> [UIT TE VOEREN OPDRACHT] Geef ongewijzigd de rijen terug vanaf het begin tot en met de rij die "The sub MZ optical waveguide SUBMZB is" bevat.

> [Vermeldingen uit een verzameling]
※

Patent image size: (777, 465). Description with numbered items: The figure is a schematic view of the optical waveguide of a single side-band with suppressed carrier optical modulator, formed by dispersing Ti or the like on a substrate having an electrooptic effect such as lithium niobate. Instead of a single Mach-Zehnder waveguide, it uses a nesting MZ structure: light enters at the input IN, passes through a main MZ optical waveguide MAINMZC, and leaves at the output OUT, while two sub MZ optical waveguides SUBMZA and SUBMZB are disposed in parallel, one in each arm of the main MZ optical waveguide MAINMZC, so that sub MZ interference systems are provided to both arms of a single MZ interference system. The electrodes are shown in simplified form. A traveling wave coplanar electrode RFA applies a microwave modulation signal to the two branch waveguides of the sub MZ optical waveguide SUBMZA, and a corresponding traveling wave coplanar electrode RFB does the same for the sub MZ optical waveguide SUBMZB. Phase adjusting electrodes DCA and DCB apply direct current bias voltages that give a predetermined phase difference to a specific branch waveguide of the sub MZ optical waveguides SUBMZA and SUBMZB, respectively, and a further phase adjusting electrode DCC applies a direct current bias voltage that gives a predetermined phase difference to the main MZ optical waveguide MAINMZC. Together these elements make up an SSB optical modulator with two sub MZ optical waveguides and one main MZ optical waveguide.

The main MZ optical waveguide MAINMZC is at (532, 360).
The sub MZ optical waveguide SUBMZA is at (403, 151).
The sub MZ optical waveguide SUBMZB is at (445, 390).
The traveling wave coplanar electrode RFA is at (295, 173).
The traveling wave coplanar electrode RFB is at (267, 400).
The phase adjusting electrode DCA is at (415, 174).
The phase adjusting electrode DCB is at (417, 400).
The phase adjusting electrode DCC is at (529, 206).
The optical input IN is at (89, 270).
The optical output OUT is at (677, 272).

※

> [ANTWOORD OP OPDRACHT]
Patent image size: (777, 465). Description with numbered items: The figure is a schematic view of the optical waveguide of a single side-band with suppressed carrier optical modulator, formed by dispersing Ti or the like on a substrate having an electrooptic effect such as lithium niobate. Instead of a single Mach-Zehnder waveguide, it uses a nesting MZ structure: light enters at the input IN, passes through a main MZ optical waveguide MAINMZC, and leaves at the output OUT, while two sub MZ optical waveguides SUBMZA and SUBMZB are disposed in parallel, one in each arm of the main MZ optical waveguide MAINMZC, so that sub MZ interference systems are provided to both arms of a single MZ interference system. The electrodes are shown in simplified form. A traveling wave coplanar electrode RFA applies a microwave modulation signal to the two branch waveguides of the sub MZ optical waveguide SUBMZA, and a corresponding traveling wave coplanar electrode RFB does the same for the sub MZ optical waveguide SUBMZB. Phase adjusting electrodes DCA and DCB apply direct current bias voltages that give a predetermined phase difference to a specific branch waveguide of the sub MZ optical waveguides SUBMZA and SUBMZB, respectively, and a further phase adjusting electrode DCC applies a direct current bias voltage that gives a predetermined phase difference to the main MZ optical waveguide MAINMZC. Together these elements make up an SSB optical modulator with two sub MZ optical waveguides and one main MZ optical waveguide.

The main MZ optical waveguide MAINMZC is at (532, 360).
The sub MZ optical waveguide SUBMZA is at (403, 151).
The sub MZ optical waveguide SUBMZB is at (445, 390).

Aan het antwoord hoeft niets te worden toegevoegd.